**Exercise task:** Repeat the records verbatim and leave the pictures out of your copy.

**Material shown:**
* BEGIN *
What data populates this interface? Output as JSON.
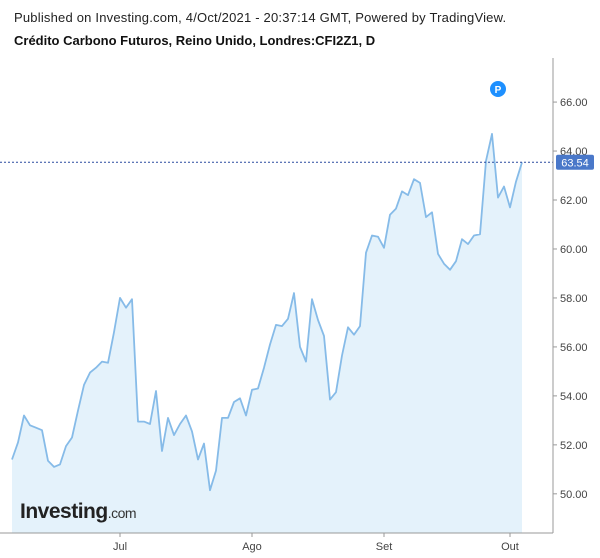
{
  "header": {
    "published": "Published on Investing.com, 4/Oct/2021 - 20:37:14 GMT, Powered by TradingView.",
    "title": "Crédito Carbono Futuros, Reino Unido, Londres:CFI2Z1, D"
  },
  "logo": {
    "brand": "Investing",
    "suffix": ".com"
  },
  "marker": {
    "label": "P"
  },
  "colors": {
    "line": "#86bbe8",
    "fill": "#e4f2fb",
    "axis": "#999999",
    "text": "#444444",
    "price_line": "#2a4a9f",
    "price_badge": "#4a78c9",
    "marker": "#1e90ff"
  },
  "chart_data": {
    "type": "area",
    "ylim": [
      48.4,
      67.8
    ],
    "grid": false,
    "y_ticks": [
      "50.00",
      "52.00",
      "54.00",
      "56.00",
      "58.00",
      "60.00",
      "62.00",
      "64.00",
      "66.00"
    ],
    "x_ticks": [
      {
        "label": "Jul",
        "index": 18
      },
      {
        "label": "Ago",
        "index": 40
      },
      {
        "label": "Set",
        "index": 62
      },
      {
        "label": "Out",
        "index": 83
      }
    ],
    "last_price_label": "63.54",
    "values": [
      51.4,
      52.1,
      53.2,
      52.8,
      52.7,
      52.6,
      51.35,
      51.1,
      51.2,
      51.95,
      52.3,
      53.4,
      54.45,
      54.95,
      55.15,
      55.4,
      55.35,
      56.6,
      58.0,
      57.6,
      57.95,
      52.95,
      52.95,
      52.85,
      54.2,
      51.75,
      53.1,
      52.4,
      52.85,
      53.2,
      52.55,
      51.4,
      52.05,
      50.15,
      50.95,
      53.1,
      53.1,
      53.75,
      53.9,
      53.2,
      54.25,
      54.3,
      55.15,
      56.1,
      56.9,
      56.85,
      57.15,
      58.2,
      56.0,
      55.4,
      57.95,
      57.1,
      56.45,
      53.85,
      54.15,
      55.65,
      56.8,
      56.5,
      56.85,
      59.85,
      60.55,
      60.5,
      60.05,
      61.4,
      61.65,
      62.35,
      62.2,
      62.85,
      62.7,
      61.3,
      61.5,
      59.8,
      59.4,
      59.15,
      59.5,
      60.4,
      60.2,
      60.55,
      60.6,
      63.6,
      64.7,
      62.1,
      62.55,
      61.7,
      62.75,
      63.54
    ]
  }
}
* END *
**Result of this exercise:**
What data populates this interface? Output as JSON.
{
  "header": {
    "published": "Published on Investing.com, 4/Oct/2021 - 20:37:14 GMT, Powered by TradingView.",
    "title": "Crédito Carbono Futuros, Reino Unido, Londres:CFI2Z1, D"
  },
  "logo": {
    "brand": "Investing",
    "suffix": ".com"
  },
  "marker": {
    "label": "P"
  },
  "colors": {
    "line": "#86bbe8",
    "fill": "#e4f2fb",
    "axis": "#999999",
    "text": "#444444",
    "price_line": "#2a4a9f",
    "price_badge": "#4a78c9",
    "marker": "#1e90ff"
  },
  "chart_data": {
    "type": "area",
    "ylim": [
      48.4,
      67.8
    ],
    "grid": false,
    "y_ticks": [
      "50.00",
      "52.00",
      "54.00",
      "56.00",
      "58.00",
      "60.00",
      "62.00",
      "64.00",
      "66.00"
    ],
    "x_ticks": [
      {
        "label": "Jul",
        "index": 18
      },
      {
        "label": "Ago",
        "index": 40
      },
      {
        "label": "Set",
        "index": 62
      },
      {
        "label": "Out",
        "index": 83
      }
    ],
    "last_price_label": "63.54",
    "values": [
      51.4,
      52.1,
      53.2,
      52.8,
      52.7,
      52.6,
      51.35,
      51.1,
      51.2,
      51.95,
      52.3,
      53.4,
      54.45,
      54.95,
      55.15,
      55.4,
      55.35,
      56.6,
      58.0,
      57.6,
      57.95,
      52.95,
      52.95,
      52.85,
      54.2,
      51.75,
      53.1,
      52.4,
      52.85,
      53.2,
      52.55,
      51.4,
      52.05,
      50.15,
      50.95,
      53.1,
      53.1,
      53.75,
      53.9,
      53.2,
      54.25,
      54.3,
      55.15,
      56.1,
      56.9,
      56.85,
      57.15,
      58.2,
      56.0,
      55.4,
      57.95,
      57.1,
      56.45,
      53.85,
      54.15,
      55.65,
      56.8,
      56.5,
      56.85,
      59.85,
      60.55,
      60.5,
      60.05,
      61.4,
      61.65,
      62.35,
      62.2,
      62.85,
      62.7,
      61.3,
      61.5,
      59.8,
      59.4,
      59.15,
      59.5,
      60.4,
      60.2,
      60.55,
      60.6,
      63.6,
      64.7,
      62.1,
      62.55,
      61.7,
      62.75,
      63.54
    ]
  }
}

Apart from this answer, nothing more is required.